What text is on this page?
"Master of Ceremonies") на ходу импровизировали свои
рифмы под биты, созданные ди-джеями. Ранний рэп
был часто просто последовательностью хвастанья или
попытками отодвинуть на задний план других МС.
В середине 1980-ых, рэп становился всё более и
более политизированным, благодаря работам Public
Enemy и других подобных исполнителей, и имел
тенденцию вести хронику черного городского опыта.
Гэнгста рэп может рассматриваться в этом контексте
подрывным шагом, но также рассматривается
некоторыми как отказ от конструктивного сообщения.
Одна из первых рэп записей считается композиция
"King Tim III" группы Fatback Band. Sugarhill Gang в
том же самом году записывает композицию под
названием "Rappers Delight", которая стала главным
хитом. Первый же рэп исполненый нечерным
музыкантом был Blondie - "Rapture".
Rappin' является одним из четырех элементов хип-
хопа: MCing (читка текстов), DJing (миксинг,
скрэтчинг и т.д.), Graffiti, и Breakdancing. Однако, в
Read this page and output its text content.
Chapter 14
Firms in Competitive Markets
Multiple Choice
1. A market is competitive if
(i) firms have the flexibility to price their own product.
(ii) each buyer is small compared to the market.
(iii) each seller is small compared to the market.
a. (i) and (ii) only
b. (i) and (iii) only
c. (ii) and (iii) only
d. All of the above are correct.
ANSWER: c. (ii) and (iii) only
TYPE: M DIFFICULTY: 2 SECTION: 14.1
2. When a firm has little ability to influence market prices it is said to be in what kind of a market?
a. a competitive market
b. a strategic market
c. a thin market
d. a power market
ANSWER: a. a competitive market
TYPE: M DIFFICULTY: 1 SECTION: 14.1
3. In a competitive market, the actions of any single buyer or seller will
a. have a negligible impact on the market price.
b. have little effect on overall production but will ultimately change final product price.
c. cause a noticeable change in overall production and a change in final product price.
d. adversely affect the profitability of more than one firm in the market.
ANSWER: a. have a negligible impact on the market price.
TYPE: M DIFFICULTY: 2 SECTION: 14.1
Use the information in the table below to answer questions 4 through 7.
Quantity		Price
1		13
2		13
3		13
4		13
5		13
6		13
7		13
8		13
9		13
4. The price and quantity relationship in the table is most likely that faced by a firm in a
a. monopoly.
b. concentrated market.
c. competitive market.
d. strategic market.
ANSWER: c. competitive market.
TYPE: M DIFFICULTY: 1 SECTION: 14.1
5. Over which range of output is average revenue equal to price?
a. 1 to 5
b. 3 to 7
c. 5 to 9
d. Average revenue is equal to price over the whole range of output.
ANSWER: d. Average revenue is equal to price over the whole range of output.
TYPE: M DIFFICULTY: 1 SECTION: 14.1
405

Exercise description:
Your task is to gather all lines from the entries above that hold the word "little".

The response:
2. When a firm has little ability to influence market prices it is said to be in what kind of a market?
b. have little effect on overall production but will ultimately change final product price.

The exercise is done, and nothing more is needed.